**EXERCISE BRIEF**
Wherever the word "stats" appears in the entries, copy the whole line.
[[ RECORDS PROVIDED, beginning ]]
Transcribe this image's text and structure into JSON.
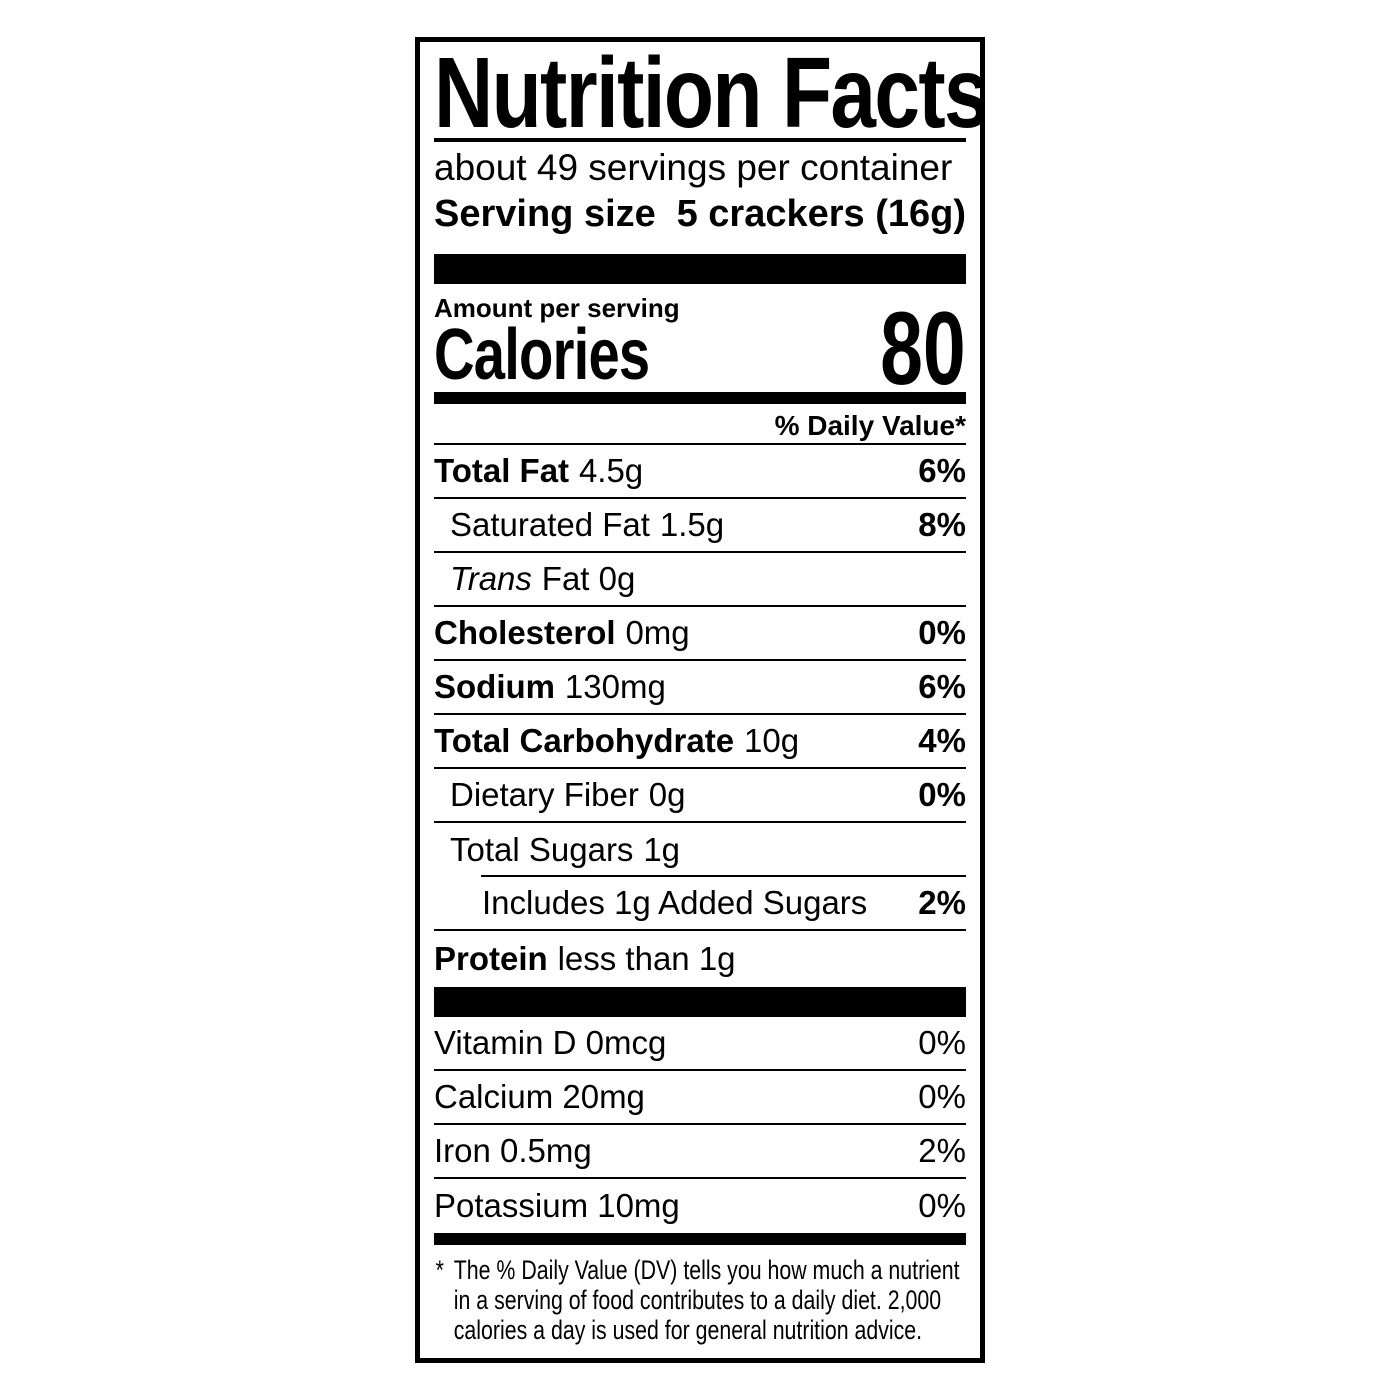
{
  "label": {
    "title": "Nutrition Facts",
    "servings_per_container": "about 49 servings per container",
    "serving_size_label": "Serving size",
    "serving_size_value": "5 crackers (16g)",
    "amount_per_serving": "Amount per serving",
    "calories_label": "Calories",
    "calories_value": "80",
    "daily_value_header": "% Daily Value*",
    "colors": {
      "ink": "#000000",
      "paper": "#ffffff"
    }
  },
  "nutrients": [
    {
      "name": "Total Fat",
      "amount": "4.5g",
      "pct": "6%"
    },
    {
      "name": "Saturated Fat",
      "amount": "1.5g",
      "pct": "8%"
    },
    {
      "name": "Trans",
      "amount": "Fat 0g",
      "pct": null
    },
    {
      "name": "Cholesterol",
      "amount": "0mg",
      "pct": "0%"
    },
    {
      "name": "Sodium",
      "amount": "130mg",
      "pct": "6%"
    },
    {
      "name": "Total Carbohydrate",
      "amount": "10g",
      "pct": "4%"
    },
    {
      "name": "Dietary Fiber",
      "amount": "0g",
      "pct": "0%"
    },
    {
      "name": "Total Sugars",
      "amount": "1g",
      "pct": null
    },
    {
      "name": "Includes 1g Added Sugars",
      "amount": null,
      "pct": "2%"
    },
    {
      "name": "Protein",
      "amount": "less than 1g",
      "pct": null
    }
  ],
  "vitamins": [
    {
      "name": "Vitamin D 0mcg",
      "pct": "0%"
    },
    {
      "name": "Calcium 20mg",
      "pct": "0%"
    },
    {
      "name": "Iron 0.5mg",
      "pct": "2%"
    },
    {
      "name": "Potassium 10mg",
      "pct": "0%"
    }
  ],
  "footnote": {
    "marker": "*",
    "lines": [
      "The % Daily Value (DV) tells you how much a nutrient",
      "in a serving of food contributes to a daily diet. 2,000",
      "calories a day is used for general nutrition advice."
    ]
  }
}
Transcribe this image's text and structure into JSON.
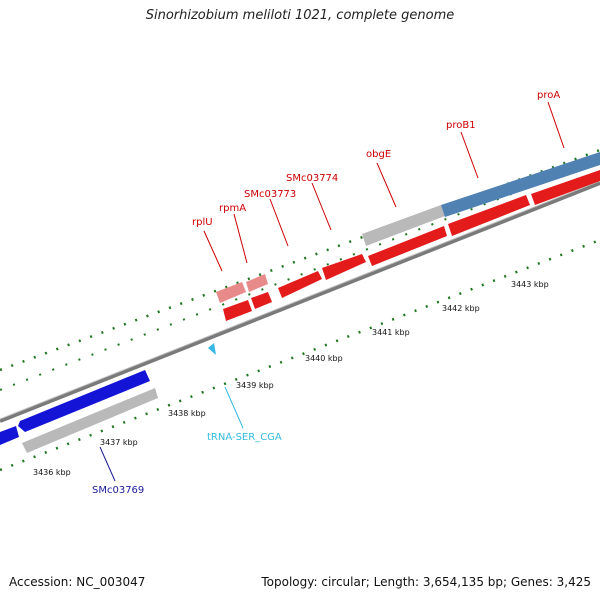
{
  "title": "Sinorhizobium meliloti 1021, complete genome",
  "footer": {
    "accession": "Accession: NC_003047",
    "stats": "Topology: circular; Length: 3,654,135 bp; Genes: 3,425"
  },
  "colors": {
    "forward_gene": "#e31b1b",
    "forward_gene_light": "#e98a8a",
    "reverse_gene": "#1414d6",
    "grey_cds": "#b9b9b9",
    "steel_cds": "#4f81b3",
    "trna": "#35b8e6",
    "tick": "#227722",
    "label_red": "#cc0000",
    "label_blue": "#1a1a99",
    "label_cyan": "#33bbdd"
  },
  "scale": {
    "labels": [
      "3436 kbp",
      "3437 kbp",
      "3438 kbp",
      "3439 kbp",
      "3440 kbp",
      "3441 kbp",
      "3442 kbp",
      "3443 kbp"
    ]
  },
  "gene_labels": [
    {
      "text": "rplU",
      "color": "label_red"
    },
    {
      "text": "rpmA",
      "color": "label_red"
    },
    {
      "text": "SMc03773",
      "color": "label_red"
    },
    {
      "text": "SMc03774",
      "color": "label_red"
    },
    {
      "text": "obgE",
      "color": "label_red"
    },
    {
      "text": "proB1",
      "color": "label_red"
    },
    {
      "text": "proA",
      "color": "label_red"
    },
    {
      "text": "tRNA-SER_CGA",
      "color": "label_cyan"
    },
    {
      "text": "SMc03769",
      "color": "label_blue"
    }
  ]
}
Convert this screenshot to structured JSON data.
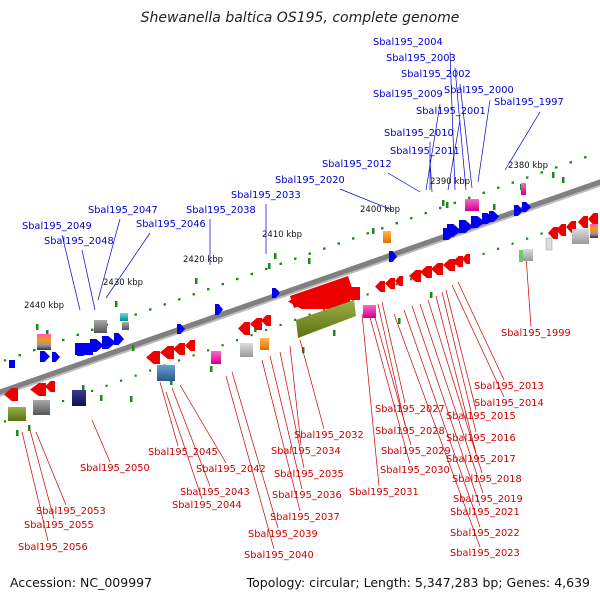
{
  "title": "Shewanella baltica OS195, complete genome",
  "footer": {
    "accession": "Accession: NC_009997",
    "stats": "Topology: circular; Length: 5,347,283 bp; Genes: 4,639"
  },
  "colors": {
    "backbone": "#808080",
    "ticks": "#1a8a1a",
    "forward_label": "#0000cc",
    "reverse_label": "#cc0000",
    "forward_gene": "#0000ee",
    "reverse_gene": "#ee0000"
  },
  "ticks": [
    "2380 kbp",
    "2390 kbp",
    "2400 kbp",
    "2410 kbp",
    "2420 kbp",
    "2430 kbp",
    "2440 kbp"
  ],
  "forward_labels": [
    "Sbal195_2004",
    "Sbal195_2003",
    "Sbal195_2002",
    "Sbal195_2009",
    "Sbal195_2000",
    "Sbal195_2001",
    "Sbal195_1997",
    "Sbal195_2010",
    "Sbal195_2011",
    "Sbal195_2012",
    "Sbal195_2020",
    "Sbal195_2033",
    "Sbal195_2038",
    "Sbal195_2047",
    "Sbal195_2046",
    "Sbal195_2049",
    "Sbal195_2048"
  ],
  "reverse_labels": [
    "Sbal195_1999",
    "Sbal195_2013",
    "Sbal195_2014",
    "Sbal195_2027",
    "Sbal195_2015",
    "Sbal195_2028",
    "Sbal195_2016",
    "Sbal195_2032",
    "Sbal195_2029",
    "Sbal195_2034",
    "Sbal195_2017",
    "Sbal195_2045",
    "Sbal195_2030",
    "Sbal195_2042",
    "Sbal195_2035",
    "Sbal195_2050",
    "Sbal195_2018",
    "Sbal195_2043",
    "Sbal195_2031",
    "Sbal195_2036",
    "Sbal195_2044",
    "Sbal195_2019",
    "Sbal195_2053",
    "Sbal195_2037",
    "Sbal195_2021",
    "Sbal195_2055",
    "Sbal195_2039",
    "Sbal195_2022",
    "Sbal195_2056",
    "Sbal195_2040",
    "Sbal195_2023"
  ]
}
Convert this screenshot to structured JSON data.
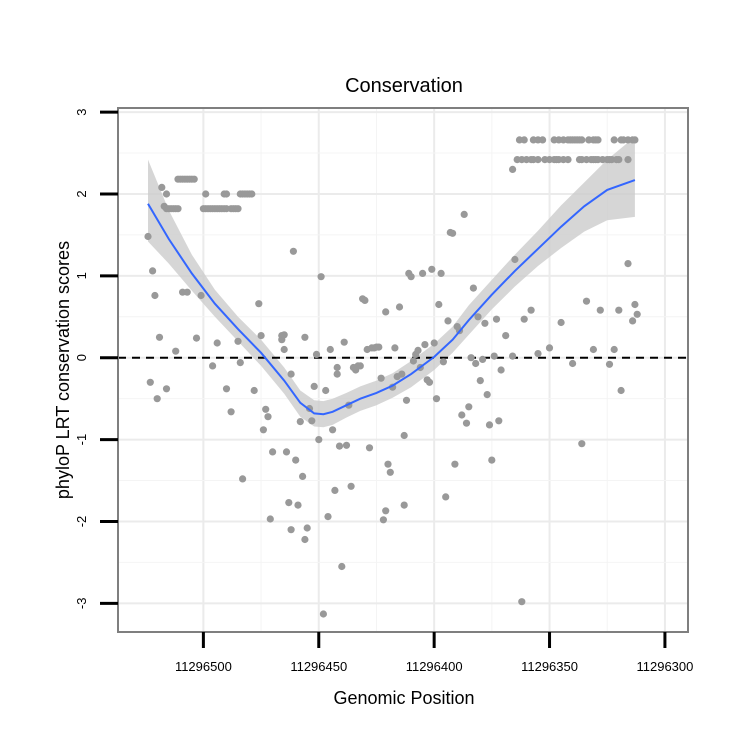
{
  "chart_data": {
    "type": "scatter",
    "title": "Conservation",
    "xlabel": "Genomic Position",
    "ylabel": "phyloP LRT conservation scores",
    "x_reversed": true,
    "xlim": [
      11296537,
      11296290
    ],
    "ylim": [
      -3.35,
      3.05
    ],
    "x_ticks": [
      11296500,
      11296450,
      11296400,
      11296350,
      11296300
    ],
    "y_ticks": [
      -3,
      -2,
      -1,
      0,
      1,
      2,
      3
    ],
    "reference_line": {
      "y": 0,
      "style": "dashed"
    },
    "colors": {
      "points": "#999999",
      "smooth": "#3366ff",
      "band": "#cccccc",
      "grid": "#ebebeb",
      "border": "#7f7f7f"
    },
    "grid": true,
    "legend": "none",
    "points": [
      [
        11296524,
        1.48
      ],
      [
        11296522,
        1.06
      ],
      [
        11296521,
        0.76
      ],
      [
        11296519,
        0.25
      ],
      [
        11296518,
        2.08
      ],
      [
        11296517,
        1.85
      ],
      [
        11296516,
        2.0
      ],
      [
        11296516,
        1.82
      ],
      [
        11296515,
        1.82
      ],
      [
        11296514,
        1.82
      ],
      [
        11296513,
        1.82
      ],
      [
        11296512,
        1.82
      ],
      [
        11296511,
        1.82
      ],
      [
        11296511,
        2.18
      ],
      [
        11296510,
        2.18
      ],
      [
        11296509,
        2.18
      ],
      [
        11296508,
        2.18
      ],
      [
        11296507,
        2.18
      ],
      [
        11296506,
        2.18
      ],
      [
        11296505,
        2.18
      ],
      [
        11296504,
        2.18
      ],
      [
        11296500,
        1.82
      ],
      [
        11296499,
        1.82
      ],
      [
        11296498,
        1.82
      ],
      [
        11296497,
        1.82
      ],
      [
        11296496,
        1.82
      ],
      [
        11296495,
        1.82
      ],
      [
        11296494,
        1.82
      ],
      [
        11296493,
        1.82
      ],
      [
        11296492,
        1.82
      ],
      [
        11296491,
        1.82
      ],
      [
        11296490,
        1.82
      ],
      [
        11296488,
        1.82
      ],
      [
        11296487,
        1.82
      ],
      [
        11296486,
        1.82
      ],
      [
        11296485,
        1.82
      ],
      [
        11296499,
        2.0
      ],
      [
        11296491,
        2.0
      ],
      [
        11296490,
        2.0
      ],
      [
        11296484,
        2.0
      ],
      [
        11296483,
        2.0
      ],
      [
        11296482,
        2.0
      ],
      [
        11296481,
        2.0
      ],
      [
        11296480,
        2.0
      ],
      [
        11296479,
        2.0
      ],
      [
        11296523,
        -0.3
      ],
      [
        11296520,
        -0.5
      ],
      [
        11296516,
        -0.38
      ],
      [
        11296512,
        0.08
      ],
      [
        11296509,
        0.8
      ],
      [
        11296507,
        0.8
      ],
      [
        11296503,
        0.24
      ],
      [
        11296501,
        0.76
      ],
      [
        11296496,
        -0.1
      ],
      [
        11296494,
        0.18
      ],
      [
        11296490,
        -0.38
      ],
      [
        11296488,
        -0.66
      ],
      [
        11296485,
        0.2
      ],
      [
        11296484,
        -0.06
      ],
      [
        11296483,
        -1.48
      ],
      [
        11296478,
        -0.4
      ],
      [
        11296476,
        0.66
      ],
      [
        11296475,
        0.27
      ],
      [
        11296474,
        -0.88
      ],
      [
        11296473,
        -0.63
      ],
      [
        11296472,
        -0.72
      ],
      [
        11296471,
        -1.97
      ],
      [
        11296470,
        -1.15
      ],
      [
        11296466,
        0.22
      ],
      [
        11296466,
        0.27
      ],
      [
        11296465,
        0.28
      ],
      [
        11296465,
        0.1
      ],
      [
        11296464,
        -1.15
      ],
      [
        11296463,
        -1.77
      ],
      [
        11296462,
        -2.1
      ],
      [
        11296462,
        -0.2
      ],
      [
        11296461,
        1.3
      ],
      [
        11296460,
        -1.25
      ],
      [
        11296459,
        -1.8
      ],
      [
        11296458,
        -0.78
      ],
      [
        11296457,
        -1.45
      ],
      [
        11296456,
        0.25
      ],
      [
        11296456,
        -2.22
      ],
      [
        11296455,
        -2.08
      ],
      [
        11296454,
        -0.62
      ],
      [
        11296453,
        -0.77
      ],
      [
        11296452,
        -0.35
      ],
      [
        11296451,
        0.04
      ],
      [
        11296450,
        -1.0
      ],
      [
        11296449,
        0.99
      ],
      [
        11296448,
        -3.13
      ],
      [
        11296447,
        -0.4
      ],
      [
        11296446,
        -1.94
      ],
      [
        11296445,
        0.1
      ],
      [
        11296444,
        -0.88
      ],
      [
        11296443,
        -1.62
      ],
      [
        11296442,
        -0.2
      ],
      [
        11296442,
        -0.12
      ],
      [
        11296441,
        -1.08
      ],
      [
        11296440,
        -2.55
      ],
      [
        11296439,
        0.19
      ],
      [
        11296438,
        -1.07
      ],
      [
        11296437,
        -0.58
      ],
      [
        11296436,
        -1.57
      ],
      [
        11296435,
        -0.12
      ],
      [
        11296434,
        -0.15
      ],
      [
        11296433,
        -0.1
      ],
      [
        11296432,
        -0.1
      ],
      [
        11296431,
        0.72
      ],
      [
        11296430,
        0.7
      ],
      [
        11296429,
        0.1
      ],
      [
        11296428,
        -1.1
      ],
      [
        11296427,
        0.12
      ],
      [
        11296426,
        0.12
      ],
      [
        11296425,
        0.13
      ],
      [
        11296424,
        0.13
      ],
      [
        11296423,
        -0.25
      ],
      [
        11296422,
        -1.98
      ],
      [
        11296421,
        -1.87
      ],
      [
        11296421,
        0.56
      ],
      [
        11296420,
        -1.3
      ],
      [
        11296419,
        -1.4
      ],
      [
        11296418,
        -0.36
      ],
      [
        11296417,
        0.12
      ],
      [
        11296416,
        -0.23
      ],
      [
        11296415,
        0.62
      ],
      [
        11296414,
        -0.2
      ],
      [
        11296413,
        -0.95
      ],
      [
        11296413,
        -1.8
      ],
      [
        11296412,
        -0.52
      ],
      [
        11296411,
        1.03
      ],
      [
        11296410,
        0.99
      ],
      [
        11296409,
        -0.04
      ],
      [
        11296408,
        0.04
      ],
      [
        11296407,
        0.09
      ],
      [
        11296406,
        -0.12
      ],
      [
        11296405,
        1.03
      ],
      [
        11296404,
        0.16
      ],
      [
        11296403,
        -0.27
      ],
      [
        11296402,
        -0.3
      ],
      [
        11296401,
        1.08
      ],
      [
        11296400,
        0.18
      ],
      [
        11296399,
        -0.5
      ],
      [
        11296398,
        0.65
      ],
      [
        11296397,
        1.03
      ],
      [
        11296396,
        -0.05
      ],
      [
        11296395,
        -1.7
      ],
      [
        11296394,
        0.45
      ],
      [
        11296393,
        1.53
      ],
      [
        11296392,
        1.52
      ],
      [
        11296391,
        -1.3
      ],
      [
        11296390,
        0.38
      ],
      [
        11296389,
        0.33
      ],
      [
        11296388,
        -0.7
      ],
      [
        11296387,
        1.75
      ],
      [
        11296386,
        -0.8
      ],
      [
        11296385,
        -0.6
      ],
      [
        11296384,
        0.0
      ],
      [
        11296383,
        0.85
      ],
      [
        11296382,
        -0.07
      ],
      [
        11296381,
        0.5
      ],
      [
        11296380,
        -0.28
      ],
      [
        11296379,
        -0.02
      ],
      [
        11296378,
        0.42
      ],
      [
        11296377,
        -0.45
      ],
      [
        11296376,
        -0.82
      ],
      [
        11296375,
        -1.25
      ],
      [
        11296374,
        0.02
      ],
      [
        11296373,
        0.47
      ],
      [
        11296372,
        -0.77
      ],
      [
        11296371,
        -0.15
      ],
      [
        11296369,
        0.27
      ],
      [
        11296362,
        -2.98
      ],
      [
        11296366,
        2.3
      ],
      [
        11296365,
        1.2
      ],
      [
        11296366,
        0.02
      ],
      [
        11296361,
        0.47
      ],
      [
        11296358,
        0.58
      ],
      [
        11296355,
        0.05
      ],
      [
        11296350,
        0.12
      ],
      [
        11296345,
        0.43
      ],
      [
        11296340,
        -0.07
      ],
      [
        11296336,
        -1.05
      ],
      [
        11296334,
        0.69
      ],
      [
        11296331,
        0.1
      ],
      [
        11296328,
        0.58
      ],
      [
        11296324,
        -0.08
      ],
      [
        11296322,
        0.1
      ],
      [
        11296320,
        0.58
      ],
      [
        11296319,
        -0.4
      ],
      [
        11296316,
        1.15
      ],
      [
        11296314,
        0.45
      ],
      [
        11296313,
        0.65
      ],
      [
        11296312,
        0.53
      ],
      [
        11296364,
        2.42
      ],
      [
        11296362,
        2.42
      ],
      [
        11296360,
        2.42
      ],
      [
        11296358,
        2.42
      ],
      [
        11296357,
        2.42
      ],
      [
        11296355,
        2.42
      ],
      [
        11296352,
        2.42
      ],
      [
        11296350,
        2.42
      ],
      [
        11296348,
        2.42
      ],
      [
        11296347,
        2.42
      ],
      [
        11296346,
        2.42
      ],
      [
        11296344,
        2.42
      ],
      [
        11296342,
        2.42
      ],
      [
        11296337,
        2.42
      ],
      [
        11296336,
        2.42
      ],
      [
        11296334,
        2.42
      ],
      [
        11296332,
        2.42
      ],
      [
        11296331,
        2.42
      ],
      [
        11296330,
        2.42
      ],
      [
        11296329,
        2.42
      ],
      [
        11296327,
        2.42
      ],
      [
        11296325,
        2.42
      ],
      [
        11296324,
        2.42
      ],
      [
        11296323,
        2.42
      ],
      [
        11296321,
        2.42
      ],
      [
        11296320,
        2.42
      ],
      [
        11296316,
        2.42
      ],
      [
        11296363,
        2.66
      ],
      [
        11296361,
        2.66
      ],
      [
        11296357,
        2.66
      ],
      [
        11296355,
        2.66
      ],
      [
        11296353,
        2.66
      ],
      [
        11296348,
        2.66
      ],
      [
        11296346,
        2.66
      ],
      [
        11296344,
        2.66
      ],
      [
        11296342,
        2.66
      ],
      [
        11296341,
        2.66
      ],
      [
        11296340,
        2.66
      ],
      [
        11296339,
        2.66
      ],
      [
        11296338,
        2.66
      ],
      [
        11296337,
        2.66
      ],
      [
        11296336,
        2.66
      ],
      [
        11296333,
        2.66
      ],
      [
        11296331,
        2.66
      ],
      [
        11296330,
        2.66
      ],
      [
        11296329,
        2.66
      ],
      [
        11296322,
        2.66
      ],
      [
        11296319,
        2.66
      ],
      [
        11296318,
        2.66
      ],
      [
        11296316,
        2.66
      ],
      [
        11296314,
        2.66
      ],
      [
        11296313,
        2.66
      ]
    ],
    "smooth": {
      "x": [
        11296524,
        11296515,
        11296505,
        11296495,
        11296485,
        11296475,
        11296465,
        11296458,
        11296452,
        11296448,
        11296444,
        11296438,
        11296432,
        11296425,
        11296418,
        11296410,
        11296400,
        11296392,
        11296385,
        11296375,
        11296365,
        11296355,
        11296345,
        11296335,
        11296325,
        11296313
      ],
      "y": [
        1.88,
        1.45,
        1.03,
        0.66,
        0.35,
        0.06,
        -0.28,
        -0.55,
        -0.68,
        -0.69,
        -0.66,
        -0.58,
        -0.5,
        -0.43,
        -0.34,
        -0.2,
        0.01,
        0.22,
        0.46,
        0.77,
        1.06,
        1.33,
        1.6,
        1.85,
        2.05,
        2.17
      ],
      "lo": [
        1.42,
        1.15,
        0.82,
        0.5,
        0.2,
        -0.1,
        -0.44,
        -0.72,
        -0.84,
        -0.85,
        -0.82,
        -0.73,
        -0.65,
        -0.58,
        -0.49,
        -0.36,
        -0.15,
        0.06,
        0.28,
        0.59,
        0.87,
        1.12,
        1.34,
        1.54,
        1.68,
        1.72
      ],
      "hi": [
        2.42,
        1.8,
        1.26,
        0.83,
        0.5,
        0.22,
        -0.12,
        -0.4,
        -0.52,
        -0.53,
        -0.5,
        -0.43,
        -0.35,
        -0.28,
        -0.19,
        -0.04,
        0.17,
        0.38,
        0.64,
        0.95,
        1.26,
        1.55,
        1.86,
        2.14,
        2.42,
        2.7
      ]
    }
  }
}
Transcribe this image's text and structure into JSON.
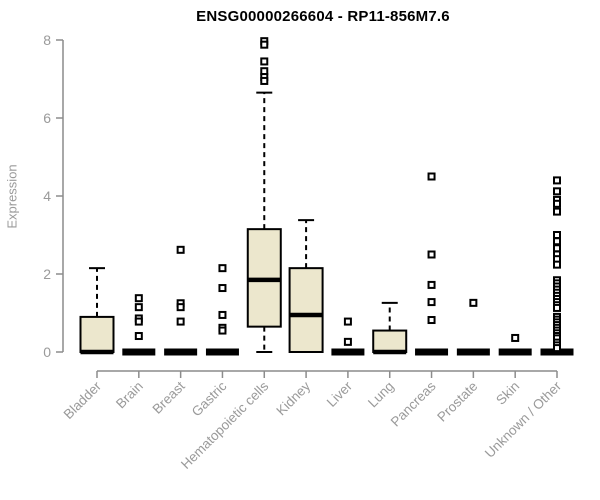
[[ RECORDS PROVIDED, end ]]
**TASK OUTPUT**
    "stats": "Topology: circular; Length: 3,654,135 bp; Genes: 3,425"
    "stats": "Topology: circular; Length: 5,347,283 bp; Genes: 4,639"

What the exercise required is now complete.